> **Set task**:
Search the data below for the word "master" and copy each line that holds it.

> **Dataset excerpt**:
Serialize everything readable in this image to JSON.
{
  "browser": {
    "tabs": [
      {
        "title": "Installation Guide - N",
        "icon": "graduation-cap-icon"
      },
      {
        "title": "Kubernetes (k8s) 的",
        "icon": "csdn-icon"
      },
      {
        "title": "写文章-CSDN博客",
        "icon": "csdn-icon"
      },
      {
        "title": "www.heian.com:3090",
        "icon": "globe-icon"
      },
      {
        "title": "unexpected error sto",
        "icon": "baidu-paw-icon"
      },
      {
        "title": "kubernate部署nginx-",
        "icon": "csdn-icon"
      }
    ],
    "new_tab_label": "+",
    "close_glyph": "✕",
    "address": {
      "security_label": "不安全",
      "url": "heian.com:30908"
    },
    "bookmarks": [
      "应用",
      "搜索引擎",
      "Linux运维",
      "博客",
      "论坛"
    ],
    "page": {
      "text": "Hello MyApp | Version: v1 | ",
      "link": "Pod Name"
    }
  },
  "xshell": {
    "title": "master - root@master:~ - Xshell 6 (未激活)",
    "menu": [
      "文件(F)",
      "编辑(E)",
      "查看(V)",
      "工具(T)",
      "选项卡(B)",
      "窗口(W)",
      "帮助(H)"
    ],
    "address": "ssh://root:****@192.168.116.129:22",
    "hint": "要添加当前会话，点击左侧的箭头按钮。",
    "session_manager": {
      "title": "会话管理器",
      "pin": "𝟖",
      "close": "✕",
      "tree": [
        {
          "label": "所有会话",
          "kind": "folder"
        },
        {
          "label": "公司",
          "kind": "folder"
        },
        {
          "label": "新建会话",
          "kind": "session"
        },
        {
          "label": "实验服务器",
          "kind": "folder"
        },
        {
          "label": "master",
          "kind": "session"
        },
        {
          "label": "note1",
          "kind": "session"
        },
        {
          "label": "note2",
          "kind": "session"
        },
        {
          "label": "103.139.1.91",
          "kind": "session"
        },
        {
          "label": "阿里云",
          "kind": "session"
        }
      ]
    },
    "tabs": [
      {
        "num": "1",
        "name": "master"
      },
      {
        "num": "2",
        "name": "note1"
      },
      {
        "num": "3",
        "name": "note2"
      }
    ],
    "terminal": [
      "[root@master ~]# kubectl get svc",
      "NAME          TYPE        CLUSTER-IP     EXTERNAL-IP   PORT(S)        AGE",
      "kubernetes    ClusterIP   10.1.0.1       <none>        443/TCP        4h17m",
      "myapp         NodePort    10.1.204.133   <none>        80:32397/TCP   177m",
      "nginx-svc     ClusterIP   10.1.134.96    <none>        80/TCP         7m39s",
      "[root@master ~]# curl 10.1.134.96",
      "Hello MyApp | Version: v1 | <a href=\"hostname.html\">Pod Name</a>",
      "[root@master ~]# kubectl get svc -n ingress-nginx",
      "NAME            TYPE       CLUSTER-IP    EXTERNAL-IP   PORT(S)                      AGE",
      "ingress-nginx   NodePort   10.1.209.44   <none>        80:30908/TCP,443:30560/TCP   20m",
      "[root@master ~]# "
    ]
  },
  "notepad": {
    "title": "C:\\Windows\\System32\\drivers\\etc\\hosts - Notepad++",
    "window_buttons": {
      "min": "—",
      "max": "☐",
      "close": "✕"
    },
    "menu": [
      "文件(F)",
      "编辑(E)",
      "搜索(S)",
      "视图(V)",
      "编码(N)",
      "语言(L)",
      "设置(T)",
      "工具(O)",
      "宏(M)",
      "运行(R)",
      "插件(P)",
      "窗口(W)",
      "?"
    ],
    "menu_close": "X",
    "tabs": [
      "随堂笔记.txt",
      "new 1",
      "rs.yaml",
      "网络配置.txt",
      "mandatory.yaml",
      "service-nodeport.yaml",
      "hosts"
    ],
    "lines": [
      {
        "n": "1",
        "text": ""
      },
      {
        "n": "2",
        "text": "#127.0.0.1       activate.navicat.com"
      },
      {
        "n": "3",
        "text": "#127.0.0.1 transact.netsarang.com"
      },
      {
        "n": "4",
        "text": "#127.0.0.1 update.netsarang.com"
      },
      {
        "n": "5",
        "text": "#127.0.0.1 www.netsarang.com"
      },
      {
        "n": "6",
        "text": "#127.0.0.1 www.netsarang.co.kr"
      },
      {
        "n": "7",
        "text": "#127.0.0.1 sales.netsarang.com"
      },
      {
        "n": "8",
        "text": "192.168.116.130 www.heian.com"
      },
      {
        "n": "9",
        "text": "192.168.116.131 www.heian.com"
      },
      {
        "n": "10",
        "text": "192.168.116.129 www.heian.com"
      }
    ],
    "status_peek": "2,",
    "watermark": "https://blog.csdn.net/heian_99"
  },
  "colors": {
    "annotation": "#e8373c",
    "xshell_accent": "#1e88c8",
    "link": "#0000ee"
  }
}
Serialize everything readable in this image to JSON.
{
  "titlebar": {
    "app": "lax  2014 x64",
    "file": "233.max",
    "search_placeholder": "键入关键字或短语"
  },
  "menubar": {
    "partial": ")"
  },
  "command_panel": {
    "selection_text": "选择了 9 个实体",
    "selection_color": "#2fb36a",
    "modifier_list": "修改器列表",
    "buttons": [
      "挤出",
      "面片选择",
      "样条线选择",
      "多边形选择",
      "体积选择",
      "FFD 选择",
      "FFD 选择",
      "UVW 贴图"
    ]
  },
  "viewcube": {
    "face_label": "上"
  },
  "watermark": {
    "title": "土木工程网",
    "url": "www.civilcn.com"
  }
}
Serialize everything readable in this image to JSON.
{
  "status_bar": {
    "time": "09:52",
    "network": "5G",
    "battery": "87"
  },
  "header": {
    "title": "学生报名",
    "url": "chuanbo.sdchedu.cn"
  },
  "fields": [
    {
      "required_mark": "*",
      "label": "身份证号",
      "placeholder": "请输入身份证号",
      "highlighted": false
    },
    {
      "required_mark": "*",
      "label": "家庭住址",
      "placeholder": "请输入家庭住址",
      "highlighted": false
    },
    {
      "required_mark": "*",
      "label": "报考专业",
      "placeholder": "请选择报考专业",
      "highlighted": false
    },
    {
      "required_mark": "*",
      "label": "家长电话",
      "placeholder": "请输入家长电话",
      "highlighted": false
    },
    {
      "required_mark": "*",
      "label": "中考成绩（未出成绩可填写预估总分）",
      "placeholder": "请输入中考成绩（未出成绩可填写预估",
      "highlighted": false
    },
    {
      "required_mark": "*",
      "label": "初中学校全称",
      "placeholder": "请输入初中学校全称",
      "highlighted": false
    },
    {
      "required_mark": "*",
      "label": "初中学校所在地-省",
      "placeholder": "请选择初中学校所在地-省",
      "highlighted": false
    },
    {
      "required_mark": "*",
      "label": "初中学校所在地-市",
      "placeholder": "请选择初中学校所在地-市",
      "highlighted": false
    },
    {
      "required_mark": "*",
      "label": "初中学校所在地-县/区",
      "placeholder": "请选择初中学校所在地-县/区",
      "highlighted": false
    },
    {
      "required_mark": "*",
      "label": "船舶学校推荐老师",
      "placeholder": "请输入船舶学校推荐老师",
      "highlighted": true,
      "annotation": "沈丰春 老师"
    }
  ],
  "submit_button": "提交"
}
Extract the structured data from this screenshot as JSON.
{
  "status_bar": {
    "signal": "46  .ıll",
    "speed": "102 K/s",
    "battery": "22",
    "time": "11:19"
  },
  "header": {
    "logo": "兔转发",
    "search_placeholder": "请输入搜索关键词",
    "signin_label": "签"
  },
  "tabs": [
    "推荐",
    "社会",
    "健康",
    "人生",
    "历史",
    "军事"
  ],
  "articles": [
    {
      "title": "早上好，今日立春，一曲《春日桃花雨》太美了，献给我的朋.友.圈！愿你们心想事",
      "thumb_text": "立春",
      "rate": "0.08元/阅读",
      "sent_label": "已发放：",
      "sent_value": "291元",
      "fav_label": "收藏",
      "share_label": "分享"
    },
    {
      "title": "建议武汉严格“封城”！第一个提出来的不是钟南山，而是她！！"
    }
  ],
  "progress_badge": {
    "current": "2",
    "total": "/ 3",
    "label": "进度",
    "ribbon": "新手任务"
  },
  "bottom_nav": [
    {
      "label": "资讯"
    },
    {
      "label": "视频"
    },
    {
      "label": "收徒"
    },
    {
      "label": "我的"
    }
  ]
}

> **Exercise answer**:
    "title": "master - root@master:~ - Xshell 6 (未激活)",
          "label": "master",
        "name": "master"
      "[root@master ~]# kubectl get svc",
      "[root@master ~]# curl 10.1.134.96",
      "[root@master ~]# kubectl get svc -n ingress-nginx",
      "[root@master ~]# "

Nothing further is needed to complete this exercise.